#### [Data supplied]

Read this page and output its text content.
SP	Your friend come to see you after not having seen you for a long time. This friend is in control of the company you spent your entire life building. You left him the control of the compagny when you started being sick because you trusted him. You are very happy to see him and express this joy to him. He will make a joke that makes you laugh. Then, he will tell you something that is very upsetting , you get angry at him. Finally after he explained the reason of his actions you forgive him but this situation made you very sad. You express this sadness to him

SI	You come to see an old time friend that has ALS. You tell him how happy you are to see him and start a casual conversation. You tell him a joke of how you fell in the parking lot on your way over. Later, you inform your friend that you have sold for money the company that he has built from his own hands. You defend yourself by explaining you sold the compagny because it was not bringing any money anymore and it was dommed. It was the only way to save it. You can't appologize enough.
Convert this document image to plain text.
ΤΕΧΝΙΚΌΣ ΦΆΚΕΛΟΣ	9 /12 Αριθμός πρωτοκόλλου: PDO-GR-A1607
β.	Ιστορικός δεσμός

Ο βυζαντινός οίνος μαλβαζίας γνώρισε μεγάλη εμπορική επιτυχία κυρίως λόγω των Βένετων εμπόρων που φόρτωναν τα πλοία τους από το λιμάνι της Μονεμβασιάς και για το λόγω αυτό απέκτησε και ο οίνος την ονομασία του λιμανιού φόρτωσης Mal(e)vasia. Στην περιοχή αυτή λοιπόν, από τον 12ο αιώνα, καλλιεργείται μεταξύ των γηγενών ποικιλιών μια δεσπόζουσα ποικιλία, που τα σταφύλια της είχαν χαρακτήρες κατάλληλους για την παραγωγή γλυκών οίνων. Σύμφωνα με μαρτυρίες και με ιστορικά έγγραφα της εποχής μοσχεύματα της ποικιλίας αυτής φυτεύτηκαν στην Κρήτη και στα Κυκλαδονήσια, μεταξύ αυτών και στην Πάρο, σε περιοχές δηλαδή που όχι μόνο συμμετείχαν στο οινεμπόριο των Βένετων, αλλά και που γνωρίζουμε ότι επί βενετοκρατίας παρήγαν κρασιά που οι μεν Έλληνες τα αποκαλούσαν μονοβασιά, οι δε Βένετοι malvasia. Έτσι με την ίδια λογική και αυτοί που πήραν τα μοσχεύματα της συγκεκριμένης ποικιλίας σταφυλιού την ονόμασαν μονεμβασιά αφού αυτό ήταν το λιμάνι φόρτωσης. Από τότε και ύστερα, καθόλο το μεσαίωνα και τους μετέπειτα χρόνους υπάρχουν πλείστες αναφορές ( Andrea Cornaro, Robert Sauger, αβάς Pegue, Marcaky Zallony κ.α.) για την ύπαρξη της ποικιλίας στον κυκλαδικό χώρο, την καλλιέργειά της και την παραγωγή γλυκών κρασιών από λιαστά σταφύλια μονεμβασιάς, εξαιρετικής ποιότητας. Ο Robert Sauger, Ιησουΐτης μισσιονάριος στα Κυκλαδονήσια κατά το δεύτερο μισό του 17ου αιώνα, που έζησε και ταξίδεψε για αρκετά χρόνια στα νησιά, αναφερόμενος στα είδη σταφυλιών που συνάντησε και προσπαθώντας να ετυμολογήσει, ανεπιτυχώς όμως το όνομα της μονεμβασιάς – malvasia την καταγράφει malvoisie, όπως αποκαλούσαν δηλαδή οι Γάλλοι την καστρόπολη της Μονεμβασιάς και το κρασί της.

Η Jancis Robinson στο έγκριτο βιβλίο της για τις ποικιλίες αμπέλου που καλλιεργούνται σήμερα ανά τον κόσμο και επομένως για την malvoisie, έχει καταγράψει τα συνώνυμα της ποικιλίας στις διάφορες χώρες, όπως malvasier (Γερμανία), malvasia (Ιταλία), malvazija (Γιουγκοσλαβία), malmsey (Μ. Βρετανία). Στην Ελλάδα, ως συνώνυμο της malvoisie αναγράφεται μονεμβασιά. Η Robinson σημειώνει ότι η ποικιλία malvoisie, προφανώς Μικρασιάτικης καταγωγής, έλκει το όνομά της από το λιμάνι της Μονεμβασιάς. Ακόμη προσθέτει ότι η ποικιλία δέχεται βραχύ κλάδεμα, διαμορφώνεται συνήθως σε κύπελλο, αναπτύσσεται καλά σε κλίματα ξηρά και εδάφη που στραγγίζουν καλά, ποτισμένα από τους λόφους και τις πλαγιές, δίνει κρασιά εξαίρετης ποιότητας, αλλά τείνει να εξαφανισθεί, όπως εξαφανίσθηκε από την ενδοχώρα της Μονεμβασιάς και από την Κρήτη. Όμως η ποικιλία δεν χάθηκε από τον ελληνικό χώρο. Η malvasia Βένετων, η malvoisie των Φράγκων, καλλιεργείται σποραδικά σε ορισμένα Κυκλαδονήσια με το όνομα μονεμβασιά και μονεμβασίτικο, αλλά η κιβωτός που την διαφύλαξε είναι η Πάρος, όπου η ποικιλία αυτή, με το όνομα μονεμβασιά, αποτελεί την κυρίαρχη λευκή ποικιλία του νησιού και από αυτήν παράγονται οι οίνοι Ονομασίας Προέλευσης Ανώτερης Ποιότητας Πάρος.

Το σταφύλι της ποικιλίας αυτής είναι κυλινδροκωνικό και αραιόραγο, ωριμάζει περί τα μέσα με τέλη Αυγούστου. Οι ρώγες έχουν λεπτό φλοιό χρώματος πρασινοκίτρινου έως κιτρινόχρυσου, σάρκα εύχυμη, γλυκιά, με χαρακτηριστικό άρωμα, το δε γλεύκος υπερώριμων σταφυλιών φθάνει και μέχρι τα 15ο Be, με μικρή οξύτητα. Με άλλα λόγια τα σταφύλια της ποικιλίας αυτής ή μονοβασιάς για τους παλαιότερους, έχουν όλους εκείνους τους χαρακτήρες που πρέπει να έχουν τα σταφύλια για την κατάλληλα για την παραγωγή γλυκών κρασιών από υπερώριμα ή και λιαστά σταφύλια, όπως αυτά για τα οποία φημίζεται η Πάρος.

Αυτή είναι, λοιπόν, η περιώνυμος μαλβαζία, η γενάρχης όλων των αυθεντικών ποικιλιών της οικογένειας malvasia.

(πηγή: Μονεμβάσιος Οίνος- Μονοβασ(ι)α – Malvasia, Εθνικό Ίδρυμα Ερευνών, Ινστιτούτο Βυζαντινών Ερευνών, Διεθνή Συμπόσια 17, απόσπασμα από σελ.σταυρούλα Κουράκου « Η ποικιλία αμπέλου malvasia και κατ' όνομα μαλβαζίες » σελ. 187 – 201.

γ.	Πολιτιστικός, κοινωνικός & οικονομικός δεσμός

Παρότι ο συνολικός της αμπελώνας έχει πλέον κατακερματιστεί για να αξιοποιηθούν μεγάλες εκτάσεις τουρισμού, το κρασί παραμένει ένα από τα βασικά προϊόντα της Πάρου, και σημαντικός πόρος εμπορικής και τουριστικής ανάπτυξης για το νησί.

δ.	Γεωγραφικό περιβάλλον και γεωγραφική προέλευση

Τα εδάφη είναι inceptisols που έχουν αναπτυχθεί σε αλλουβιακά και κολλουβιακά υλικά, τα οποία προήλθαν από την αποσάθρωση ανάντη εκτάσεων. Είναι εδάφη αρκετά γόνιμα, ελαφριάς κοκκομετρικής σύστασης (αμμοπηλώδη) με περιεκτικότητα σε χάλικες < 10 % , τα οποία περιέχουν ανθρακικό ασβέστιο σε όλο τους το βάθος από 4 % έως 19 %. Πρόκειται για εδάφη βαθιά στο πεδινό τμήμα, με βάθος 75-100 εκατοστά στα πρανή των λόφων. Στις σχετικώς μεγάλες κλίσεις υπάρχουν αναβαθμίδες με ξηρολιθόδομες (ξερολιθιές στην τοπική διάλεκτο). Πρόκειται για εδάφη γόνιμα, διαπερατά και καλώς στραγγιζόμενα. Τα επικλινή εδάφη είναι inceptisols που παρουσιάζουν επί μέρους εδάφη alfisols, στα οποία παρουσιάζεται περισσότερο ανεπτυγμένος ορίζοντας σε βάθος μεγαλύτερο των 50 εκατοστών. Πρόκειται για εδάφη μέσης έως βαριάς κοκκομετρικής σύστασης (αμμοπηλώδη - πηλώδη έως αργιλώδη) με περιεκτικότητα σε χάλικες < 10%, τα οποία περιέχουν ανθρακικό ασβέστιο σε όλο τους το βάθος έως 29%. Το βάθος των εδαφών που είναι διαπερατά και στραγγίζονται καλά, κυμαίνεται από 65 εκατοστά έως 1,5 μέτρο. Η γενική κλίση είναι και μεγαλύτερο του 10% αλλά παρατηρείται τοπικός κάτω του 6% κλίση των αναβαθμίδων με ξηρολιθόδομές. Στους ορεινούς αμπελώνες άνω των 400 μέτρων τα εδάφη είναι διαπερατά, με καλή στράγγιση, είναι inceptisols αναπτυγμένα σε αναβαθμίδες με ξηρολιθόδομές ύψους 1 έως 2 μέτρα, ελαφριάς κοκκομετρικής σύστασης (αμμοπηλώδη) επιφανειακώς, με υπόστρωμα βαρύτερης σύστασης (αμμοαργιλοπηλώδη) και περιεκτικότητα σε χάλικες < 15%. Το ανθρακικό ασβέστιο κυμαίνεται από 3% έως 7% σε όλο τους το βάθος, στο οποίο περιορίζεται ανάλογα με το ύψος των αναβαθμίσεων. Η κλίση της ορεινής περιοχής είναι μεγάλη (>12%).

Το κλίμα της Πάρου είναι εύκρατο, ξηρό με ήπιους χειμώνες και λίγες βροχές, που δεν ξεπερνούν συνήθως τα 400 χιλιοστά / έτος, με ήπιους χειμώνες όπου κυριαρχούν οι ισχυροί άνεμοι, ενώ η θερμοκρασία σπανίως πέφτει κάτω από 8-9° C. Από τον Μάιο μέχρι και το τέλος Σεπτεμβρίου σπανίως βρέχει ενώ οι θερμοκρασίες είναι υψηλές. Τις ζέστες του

#### [Aim]
Pick out every line with the string "Πάρου" and copy it.

#### [Answer]
Παρότι ο συνολικός της αμπελώνας έχει πλέον κατακερματιστεί για να αξιοποιηθούν μεγάλες εκτάσεις τουρισμού, το κρασί παραμένει ένα από τα βασικά προϊόντα της Πάρου, και σημαντικός πόρος εμπορικής και τουριστικής ανάπτυξης για το νησί.
Το κλίμα της Πάρου είναι εύκρατο, ξηρό με ήπιους χειμώνες και λίγες βροχές, που δεν ξεπερνούν συνήθως τα 400 χιλιοστά / έτος, με ήπιους χειμώνες όπου κυριαρχούν οι ισχυροί άνεμοι, ενώ η θερμοκρασία σπανίως πέφτει κάτω από 8-9° C. Από τον Μάιο μέχρι και το τέλος Σεπτεμβρίου σπανίως βρέχει ενώ οι θερμοκρασίες είναι υψηλές. Τις ζέστες του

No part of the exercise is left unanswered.